» EXERCISE INSTRUCTIONS
All of the material below is to be returned exactly.

══════════════════════════════

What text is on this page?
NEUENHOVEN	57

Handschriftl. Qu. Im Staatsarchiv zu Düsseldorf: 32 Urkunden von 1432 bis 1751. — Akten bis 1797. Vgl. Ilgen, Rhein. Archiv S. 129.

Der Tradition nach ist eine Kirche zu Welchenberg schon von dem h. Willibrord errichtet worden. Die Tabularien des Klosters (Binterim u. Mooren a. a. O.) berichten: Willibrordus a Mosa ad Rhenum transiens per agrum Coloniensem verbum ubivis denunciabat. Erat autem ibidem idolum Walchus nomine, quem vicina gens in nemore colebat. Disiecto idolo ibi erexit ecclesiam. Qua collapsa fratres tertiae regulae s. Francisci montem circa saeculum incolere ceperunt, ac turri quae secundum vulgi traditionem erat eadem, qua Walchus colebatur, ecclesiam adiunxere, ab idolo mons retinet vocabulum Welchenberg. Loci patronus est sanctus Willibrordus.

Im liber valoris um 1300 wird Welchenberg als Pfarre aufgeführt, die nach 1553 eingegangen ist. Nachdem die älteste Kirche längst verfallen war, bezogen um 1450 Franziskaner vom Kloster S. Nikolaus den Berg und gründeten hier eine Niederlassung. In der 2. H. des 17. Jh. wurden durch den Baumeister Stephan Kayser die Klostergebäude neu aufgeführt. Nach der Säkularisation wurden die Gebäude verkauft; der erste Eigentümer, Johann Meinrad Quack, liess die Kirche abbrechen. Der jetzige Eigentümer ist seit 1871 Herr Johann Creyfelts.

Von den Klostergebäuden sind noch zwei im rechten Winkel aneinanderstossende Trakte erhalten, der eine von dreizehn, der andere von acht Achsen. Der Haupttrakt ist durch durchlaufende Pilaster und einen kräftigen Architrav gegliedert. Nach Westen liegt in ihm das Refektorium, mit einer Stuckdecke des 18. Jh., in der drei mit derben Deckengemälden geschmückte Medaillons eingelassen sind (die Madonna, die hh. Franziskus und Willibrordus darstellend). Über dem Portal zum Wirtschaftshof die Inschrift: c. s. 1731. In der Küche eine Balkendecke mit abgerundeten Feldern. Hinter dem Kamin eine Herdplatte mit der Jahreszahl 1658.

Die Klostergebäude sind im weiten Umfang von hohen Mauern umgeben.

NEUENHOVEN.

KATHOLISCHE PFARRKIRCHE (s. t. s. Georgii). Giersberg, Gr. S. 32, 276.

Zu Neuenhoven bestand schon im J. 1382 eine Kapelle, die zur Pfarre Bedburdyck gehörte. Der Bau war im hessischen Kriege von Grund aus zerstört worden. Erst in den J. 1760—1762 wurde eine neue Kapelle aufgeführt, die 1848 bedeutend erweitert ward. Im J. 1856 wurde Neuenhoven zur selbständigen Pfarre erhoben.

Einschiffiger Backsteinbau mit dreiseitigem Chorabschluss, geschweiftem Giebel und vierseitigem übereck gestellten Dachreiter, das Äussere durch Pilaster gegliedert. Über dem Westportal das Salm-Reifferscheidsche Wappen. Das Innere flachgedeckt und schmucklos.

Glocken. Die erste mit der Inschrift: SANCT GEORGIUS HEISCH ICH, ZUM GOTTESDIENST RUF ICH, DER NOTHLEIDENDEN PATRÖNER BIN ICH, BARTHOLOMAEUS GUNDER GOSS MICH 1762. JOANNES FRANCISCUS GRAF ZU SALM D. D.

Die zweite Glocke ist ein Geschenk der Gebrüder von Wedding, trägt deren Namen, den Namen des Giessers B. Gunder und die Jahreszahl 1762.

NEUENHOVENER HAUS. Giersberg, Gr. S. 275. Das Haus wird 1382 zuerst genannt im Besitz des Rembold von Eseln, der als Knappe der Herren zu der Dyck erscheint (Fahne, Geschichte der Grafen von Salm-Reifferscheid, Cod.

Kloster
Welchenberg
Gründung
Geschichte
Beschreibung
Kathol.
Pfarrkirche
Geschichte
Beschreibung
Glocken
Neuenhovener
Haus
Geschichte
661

══════════════════════════════

» TASK RESULT
What text is on this page?
NEUENHOVEN	57

Handschriftl. Qu. Im Staatsarchiv zu Düsseldorf: 32 Urkunden von 1432 bis 1751. — Akten bis 1797. Vgl. Ilgen, Rhein. Archiv S. 129.

Der Tradition nach ist eine Kirche zu Welchenberg schon von dem h. Willibrord errichtet worden. Die Tabularien des Klosters (Binterim u. Mooren a. a. O.) berichten: Willibrordus a Mosa ad Rhenum transiens per agrum Coloniensem verbum ubivis denunciabat. Erat autem ibidem idolum Walchus nomine, quem vicina gens in nemore colebat. Disiecto idolo ibi erexit ecclesiam. Qua collapsa fratres tertiae regulae s. Francisci montem circa saeculum incolere ceperunt, ac turri quae secundum vulgi traditionem erat eadem, qua Walchus colebatur, ecclesiam adiunxere, ab idolo mons retinet vocabulum Welchenberg. Loci patronus est sanctus Willibrordus.

Im liber valoris um 1300 wird Welchenberg als Pfarre aufgeführt, die nach 1553 eingegangen ist. Nachdem die älteste Kirche längst verfallen war, bezogen um 1450 Franziskaner vom Kloster S. Nikolaus den Berg und gründeten hier eine Niederlassung. In der 2. H. des 17. Jh. wurden durch den Baumeister Stephan Kayser die Klostergebäude neu aufgeführt. Nach der Säkularisation wurden die Gebäude verkauft; der erste Eigentümer, Johann Meinrad Quack, liess die Kirche abbrechen. Der jetzige Eigentümer ist seit 1871 Herr Johann Creyfelts.

Von den Klostergebäuden sind noch zwei im rechten Winkel aneinanderstossende Trakte erhalten, der eine von dreizehn, der andere von acht Achsen. Der Haupttrakt ist durch durchlaufende Pilaster und einen kräftigen Architrav gegliedert. Nach Westen liegt in ihm das Refektorium, mit einer Stuckdecke des 18. Jh., in der drei mit derben Deckengemälden geschmückte Medaillons eingelassen sind (die Madonna, die hh. Franziskus und Willibrordus darstellend). Über dem Portal zum Wirtschaftshof die Inschrift: c. s. 1731. In der Küche eine Balkendecke mit abgerundeten Feldern. Hinter dem Kamin eine Herdplatte mit der Jahreszahl 1658.

Die Klostergebäude sind im weiten Umfang von hohen Mauern umgeben.

NEUENHOVEN.

KATHOLISCHE PFARRKIRCHE (s. t. s. Georgii). Giersberg, Gr. S. 32, 276.

Zu Neuenhoven bestand schon im J. 1382 eine Kapelle, die zur Pfarre Bedburdyck gehörte. Der Bau war im hessischen Kriege von Grund aus zerstört worden. Erst in den J. 1760—1762 wurde eine neue Kapelle aufgeführt, die 1848 bedeutend erweitert ward. Im J. 1856 wurde Neuenhoven zur selbständigen Pfarre erhoben.

Einschiffiger Backsteinbau mit dreiseitigem Chorabschluss, geschweiftem Giebel und vierseitigem übereck gestellten Dachreiter, das Äussere durch Pilaster gegliedert. Über dem Westportal das Salm-Reifferscheidsche Wappen. Das Innere flachgedeckt und schmucklos.

Glocken. Die erste mit der Inschrift: SANCT GEORGIUS HEISCH ICH, ZUM GOTTESDIENST RUF ICH, DER NOTHLEIDENDEN PATRÖNER BIN ICH, BARTHOLOMAEUS GUNDER GOSS MICH 1762. JOANNES FRANCISCUS GRAF ZU SALM D. D.

Die zweite Glocke ist ein Geschenk der Gebrüder von Wedding, trägt deren Namen, den Namen des Giessers B. Gunder und die Jahreszahl 1762.

NEUENHOVENER HAUS. Giersberg, Gr. S. 275. Das Haus wird 1382 zuerst genannt im Besitz des Rembold von Eseln, der als Knappe der Herren zu der Dyck erscheint (Fahne, Geschichte der Grafen von Salm-Reifferscheid, Cod.

Kloster
Welchenberg
Gründung
Geschichte
Beschreibung
Kathol.
Pfarrkirche
Geschichte
Beschreibung
Glocken
Neuenhovener
Haus
Geschichte
661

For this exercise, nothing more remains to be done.